REQUIRED WORK:
Copy all lines in which the word "remote" can be found.

(Source records)
┄┄┄┄┄┄
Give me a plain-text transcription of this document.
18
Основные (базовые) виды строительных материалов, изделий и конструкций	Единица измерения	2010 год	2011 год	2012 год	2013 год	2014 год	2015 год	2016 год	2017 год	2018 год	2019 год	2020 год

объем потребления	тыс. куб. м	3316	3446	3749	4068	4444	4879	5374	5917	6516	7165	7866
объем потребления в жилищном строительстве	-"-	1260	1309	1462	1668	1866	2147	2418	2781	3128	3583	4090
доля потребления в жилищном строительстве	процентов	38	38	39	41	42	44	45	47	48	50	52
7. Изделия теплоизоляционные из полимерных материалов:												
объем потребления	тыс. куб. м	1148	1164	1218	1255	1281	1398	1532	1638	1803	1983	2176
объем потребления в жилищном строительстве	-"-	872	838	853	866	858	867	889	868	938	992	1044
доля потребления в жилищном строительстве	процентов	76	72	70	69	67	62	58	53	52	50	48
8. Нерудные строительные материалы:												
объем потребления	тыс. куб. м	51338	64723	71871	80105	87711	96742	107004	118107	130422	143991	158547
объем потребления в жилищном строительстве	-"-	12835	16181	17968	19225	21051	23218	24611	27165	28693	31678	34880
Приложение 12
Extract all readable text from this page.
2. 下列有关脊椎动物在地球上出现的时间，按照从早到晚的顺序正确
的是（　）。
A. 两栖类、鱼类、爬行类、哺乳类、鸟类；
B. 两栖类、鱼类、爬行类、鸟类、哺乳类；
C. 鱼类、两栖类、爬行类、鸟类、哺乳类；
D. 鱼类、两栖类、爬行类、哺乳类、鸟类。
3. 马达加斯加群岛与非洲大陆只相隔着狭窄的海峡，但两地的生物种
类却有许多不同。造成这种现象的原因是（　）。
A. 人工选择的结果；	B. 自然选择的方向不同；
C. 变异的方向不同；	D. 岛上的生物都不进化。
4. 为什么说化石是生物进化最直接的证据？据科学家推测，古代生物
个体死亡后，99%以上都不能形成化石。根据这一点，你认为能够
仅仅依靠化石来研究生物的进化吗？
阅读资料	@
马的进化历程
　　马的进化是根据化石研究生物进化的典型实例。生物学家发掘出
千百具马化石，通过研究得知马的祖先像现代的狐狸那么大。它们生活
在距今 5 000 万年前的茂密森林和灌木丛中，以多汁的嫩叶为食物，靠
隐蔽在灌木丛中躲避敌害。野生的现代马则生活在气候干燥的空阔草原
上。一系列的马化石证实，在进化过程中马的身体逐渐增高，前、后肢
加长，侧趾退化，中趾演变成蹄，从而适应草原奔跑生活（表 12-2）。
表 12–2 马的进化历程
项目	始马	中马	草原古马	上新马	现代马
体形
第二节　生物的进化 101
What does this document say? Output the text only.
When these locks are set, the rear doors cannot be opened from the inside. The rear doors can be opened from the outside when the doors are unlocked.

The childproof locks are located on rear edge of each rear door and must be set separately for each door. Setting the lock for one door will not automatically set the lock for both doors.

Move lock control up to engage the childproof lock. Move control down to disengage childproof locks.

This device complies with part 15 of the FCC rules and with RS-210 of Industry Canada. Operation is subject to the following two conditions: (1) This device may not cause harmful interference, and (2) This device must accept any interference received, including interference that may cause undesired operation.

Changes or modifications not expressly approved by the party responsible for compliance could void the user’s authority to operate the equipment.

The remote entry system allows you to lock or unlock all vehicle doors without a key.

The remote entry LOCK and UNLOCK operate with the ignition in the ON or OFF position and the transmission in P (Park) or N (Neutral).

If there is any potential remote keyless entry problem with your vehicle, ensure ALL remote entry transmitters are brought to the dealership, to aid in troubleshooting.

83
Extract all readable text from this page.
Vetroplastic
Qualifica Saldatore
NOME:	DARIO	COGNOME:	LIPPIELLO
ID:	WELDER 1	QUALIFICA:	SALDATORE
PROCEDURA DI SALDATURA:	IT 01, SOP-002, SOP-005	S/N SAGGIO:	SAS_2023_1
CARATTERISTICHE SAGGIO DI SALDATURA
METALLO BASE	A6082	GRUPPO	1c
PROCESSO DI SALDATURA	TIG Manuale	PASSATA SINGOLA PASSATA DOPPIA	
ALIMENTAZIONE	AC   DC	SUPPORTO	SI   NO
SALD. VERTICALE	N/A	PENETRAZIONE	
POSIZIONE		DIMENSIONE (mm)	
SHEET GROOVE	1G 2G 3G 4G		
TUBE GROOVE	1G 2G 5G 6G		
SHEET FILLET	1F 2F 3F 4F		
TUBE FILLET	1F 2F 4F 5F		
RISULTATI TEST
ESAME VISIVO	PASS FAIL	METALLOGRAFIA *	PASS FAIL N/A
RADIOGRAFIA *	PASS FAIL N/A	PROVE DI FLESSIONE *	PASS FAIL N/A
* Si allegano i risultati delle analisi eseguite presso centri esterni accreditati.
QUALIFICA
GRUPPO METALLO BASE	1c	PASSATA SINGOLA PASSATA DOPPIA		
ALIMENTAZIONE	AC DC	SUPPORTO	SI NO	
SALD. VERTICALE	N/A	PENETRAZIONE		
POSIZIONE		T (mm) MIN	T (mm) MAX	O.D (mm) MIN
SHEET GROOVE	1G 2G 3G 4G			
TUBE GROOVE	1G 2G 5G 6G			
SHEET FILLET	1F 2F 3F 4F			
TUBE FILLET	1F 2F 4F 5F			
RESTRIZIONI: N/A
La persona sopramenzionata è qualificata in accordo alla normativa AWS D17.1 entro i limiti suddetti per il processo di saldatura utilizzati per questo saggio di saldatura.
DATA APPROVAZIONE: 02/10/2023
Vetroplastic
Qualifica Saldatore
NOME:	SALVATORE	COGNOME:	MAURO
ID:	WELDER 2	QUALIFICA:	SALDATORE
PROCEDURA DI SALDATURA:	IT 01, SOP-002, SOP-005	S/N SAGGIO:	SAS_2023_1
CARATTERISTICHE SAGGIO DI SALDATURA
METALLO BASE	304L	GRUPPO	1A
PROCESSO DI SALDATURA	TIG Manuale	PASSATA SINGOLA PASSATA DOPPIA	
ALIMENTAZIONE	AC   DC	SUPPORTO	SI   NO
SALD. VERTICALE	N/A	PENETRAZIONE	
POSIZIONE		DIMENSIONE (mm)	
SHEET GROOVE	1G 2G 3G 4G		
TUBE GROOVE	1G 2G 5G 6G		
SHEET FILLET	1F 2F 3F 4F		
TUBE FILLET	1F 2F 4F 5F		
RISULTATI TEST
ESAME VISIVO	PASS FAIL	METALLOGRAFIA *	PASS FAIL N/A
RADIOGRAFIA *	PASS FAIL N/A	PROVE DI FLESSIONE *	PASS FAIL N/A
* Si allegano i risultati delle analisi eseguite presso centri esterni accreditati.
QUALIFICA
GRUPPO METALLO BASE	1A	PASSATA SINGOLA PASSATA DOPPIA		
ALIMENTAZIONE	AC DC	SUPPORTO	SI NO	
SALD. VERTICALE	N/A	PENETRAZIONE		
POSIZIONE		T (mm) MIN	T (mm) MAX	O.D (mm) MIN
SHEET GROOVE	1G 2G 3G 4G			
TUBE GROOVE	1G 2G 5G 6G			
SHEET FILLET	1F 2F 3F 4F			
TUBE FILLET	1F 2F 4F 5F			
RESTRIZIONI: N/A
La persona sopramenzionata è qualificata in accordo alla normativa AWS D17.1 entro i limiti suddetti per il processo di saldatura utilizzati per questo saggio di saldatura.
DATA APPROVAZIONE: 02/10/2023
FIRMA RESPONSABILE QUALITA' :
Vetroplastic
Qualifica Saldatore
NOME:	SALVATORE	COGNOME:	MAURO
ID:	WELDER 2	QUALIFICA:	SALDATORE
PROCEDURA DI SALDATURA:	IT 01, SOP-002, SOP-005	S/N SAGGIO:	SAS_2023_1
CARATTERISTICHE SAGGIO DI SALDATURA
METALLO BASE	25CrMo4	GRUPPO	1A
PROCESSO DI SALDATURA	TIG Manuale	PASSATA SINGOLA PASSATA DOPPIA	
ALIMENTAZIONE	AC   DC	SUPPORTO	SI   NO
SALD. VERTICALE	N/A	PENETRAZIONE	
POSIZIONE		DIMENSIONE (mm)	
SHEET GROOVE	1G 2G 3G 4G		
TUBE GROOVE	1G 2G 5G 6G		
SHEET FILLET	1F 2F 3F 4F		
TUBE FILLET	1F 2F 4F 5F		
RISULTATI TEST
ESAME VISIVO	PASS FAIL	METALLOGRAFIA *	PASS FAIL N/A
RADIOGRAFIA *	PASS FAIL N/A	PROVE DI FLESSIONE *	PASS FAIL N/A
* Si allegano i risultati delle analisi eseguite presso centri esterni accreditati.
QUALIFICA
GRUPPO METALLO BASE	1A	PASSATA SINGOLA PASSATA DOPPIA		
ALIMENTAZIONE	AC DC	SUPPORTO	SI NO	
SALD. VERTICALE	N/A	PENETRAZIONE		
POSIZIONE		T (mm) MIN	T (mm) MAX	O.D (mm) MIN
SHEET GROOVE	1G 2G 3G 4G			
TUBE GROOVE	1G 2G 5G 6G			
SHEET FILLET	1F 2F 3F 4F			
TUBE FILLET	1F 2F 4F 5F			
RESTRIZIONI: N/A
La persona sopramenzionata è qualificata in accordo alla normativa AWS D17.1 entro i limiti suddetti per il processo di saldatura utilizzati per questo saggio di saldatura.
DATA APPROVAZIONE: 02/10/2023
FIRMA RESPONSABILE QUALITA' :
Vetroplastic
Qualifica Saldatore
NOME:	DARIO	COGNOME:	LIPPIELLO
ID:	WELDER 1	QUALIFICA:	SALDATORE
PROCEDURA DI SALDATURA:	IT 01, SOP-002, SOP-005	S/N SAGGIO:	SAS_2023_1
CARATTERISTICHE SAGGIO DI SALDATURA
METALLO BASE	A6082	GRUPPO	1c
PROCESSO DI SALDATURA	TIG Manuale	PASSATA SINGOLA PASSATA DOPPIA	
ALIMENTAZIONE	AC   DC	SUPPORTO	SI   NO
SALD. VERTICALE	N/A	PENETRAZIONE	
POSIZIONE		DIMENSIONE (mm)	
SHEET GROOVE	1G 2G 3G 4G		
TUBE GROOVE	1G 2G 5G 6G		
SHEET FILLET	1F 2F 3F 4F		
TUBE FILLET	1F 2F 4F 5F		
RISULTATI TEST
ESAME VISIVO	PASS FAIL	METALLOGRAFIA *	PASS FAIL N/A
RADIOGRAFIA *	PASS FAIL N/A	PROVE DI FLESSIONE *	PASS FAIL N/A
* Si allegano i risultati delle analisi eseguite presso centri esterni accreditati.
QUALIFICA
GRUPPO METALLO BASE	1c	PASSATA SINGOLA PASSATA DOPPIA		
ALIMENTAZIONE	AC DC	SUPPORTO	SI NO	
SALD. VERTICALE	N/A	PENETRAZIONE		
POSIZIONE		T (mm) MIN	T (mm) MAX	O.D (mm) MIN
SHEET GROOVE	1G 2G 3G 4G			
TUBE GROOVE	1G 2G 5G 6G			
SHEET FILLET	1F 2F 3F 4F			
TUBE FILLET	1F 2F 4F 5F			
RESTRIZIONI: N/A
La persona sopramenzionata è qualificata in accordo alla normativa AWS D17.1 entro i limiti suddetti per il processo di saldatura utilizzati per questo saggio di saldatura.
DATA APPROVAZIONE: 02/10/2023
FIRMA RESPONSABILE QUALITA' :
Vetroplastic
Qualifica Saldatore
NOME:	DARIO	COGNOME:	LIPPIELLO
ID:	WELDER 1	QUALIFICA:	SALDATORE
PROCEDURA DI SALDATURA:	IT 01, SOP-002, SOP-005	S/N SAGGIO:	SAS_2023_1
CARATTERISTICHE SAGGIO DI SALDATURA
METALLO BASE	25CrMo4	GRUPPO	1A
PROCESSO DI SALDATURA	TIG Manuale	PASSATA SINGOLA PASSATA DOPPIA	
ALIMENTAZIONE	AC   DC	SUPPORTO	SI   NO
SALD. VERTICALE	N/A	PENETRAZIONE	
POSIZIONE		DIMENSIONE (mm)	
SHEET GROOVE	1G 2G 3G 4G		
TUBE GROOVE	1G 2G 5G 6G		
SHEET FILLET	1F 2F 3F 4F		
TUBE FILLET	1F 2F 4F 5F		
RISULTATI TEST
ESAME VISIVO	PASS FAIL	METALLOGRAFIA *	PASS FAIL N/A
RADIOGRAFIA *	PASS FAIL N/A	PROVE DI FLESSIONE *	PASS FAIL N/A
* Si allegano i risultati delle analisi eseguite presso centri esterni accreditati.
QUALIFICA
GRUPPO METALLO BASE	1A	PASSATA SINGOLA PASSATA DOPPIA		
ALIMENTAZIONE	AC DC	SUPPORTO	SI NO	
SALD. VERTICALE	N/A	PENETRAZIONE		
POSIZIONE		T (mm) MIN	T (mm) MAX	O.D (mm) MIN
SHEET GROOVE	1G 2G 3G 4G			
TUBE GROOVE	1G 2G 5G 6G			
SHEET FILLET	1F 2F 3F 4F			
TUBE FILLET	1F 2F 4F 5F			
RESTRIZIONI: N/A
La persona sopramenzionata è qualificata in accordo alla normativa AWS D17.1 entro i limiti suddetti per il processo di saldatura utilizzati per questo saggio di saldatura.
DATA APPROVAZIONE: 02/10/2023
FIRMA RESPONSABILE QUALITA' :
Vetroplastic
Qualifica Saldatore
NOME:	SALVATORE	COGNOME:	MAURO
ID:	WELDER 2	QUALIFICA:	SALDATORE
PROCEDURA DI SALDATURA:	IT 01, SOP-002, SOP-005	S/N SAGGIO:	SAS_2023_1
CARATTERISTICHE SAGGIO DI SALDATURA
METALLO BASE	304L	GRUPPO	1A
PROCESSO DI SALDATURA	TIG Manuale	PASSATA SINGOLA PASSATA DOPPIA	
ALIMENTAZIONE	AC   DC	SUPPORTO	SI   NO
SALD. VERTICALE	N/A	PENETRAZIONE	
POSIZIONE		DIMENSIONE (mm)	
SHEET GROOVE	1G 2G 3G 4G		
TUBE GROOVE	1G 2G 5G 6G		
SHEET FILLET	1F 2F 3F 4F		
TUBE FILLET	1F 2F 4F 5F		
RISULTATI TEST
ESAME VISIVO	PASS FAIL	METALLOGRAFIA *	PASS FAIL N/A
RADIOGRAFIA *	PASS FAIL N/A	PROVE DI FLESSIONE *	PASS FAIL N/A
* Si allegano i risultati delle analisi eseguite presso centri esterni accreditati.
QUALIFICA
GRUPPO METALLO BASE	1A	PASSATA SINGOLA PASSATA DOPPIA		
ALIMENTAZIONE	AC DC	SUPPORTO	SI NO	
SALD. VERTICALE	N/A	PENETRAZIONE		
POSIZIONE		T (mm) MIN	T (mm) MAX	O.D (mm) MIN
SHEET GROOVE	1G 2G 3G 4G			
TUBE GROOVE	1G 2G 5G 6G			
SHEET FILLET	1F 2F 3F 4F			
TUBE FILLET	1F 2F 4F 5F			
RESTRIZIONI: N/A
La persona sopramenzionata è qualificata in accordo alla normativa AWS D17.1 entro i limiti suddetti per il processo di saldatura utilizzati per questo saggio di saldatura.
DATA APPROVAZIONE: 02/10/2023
┄┄┄┄┄┄
ANSWER TO THE EXERCISE:
The remote entry system allows you to lock or unlock all vehicle doors without a key.
The remote entry LOCK and UNLOCK operate with the ignition in the ON or OFF position and the transmission in P (Park) or N (Neutral).
If there is any potential remote keyless entry problem with your vehicle, ensure ALL remote entry transmitters are brought to the dealership, to aid in troubleshooting.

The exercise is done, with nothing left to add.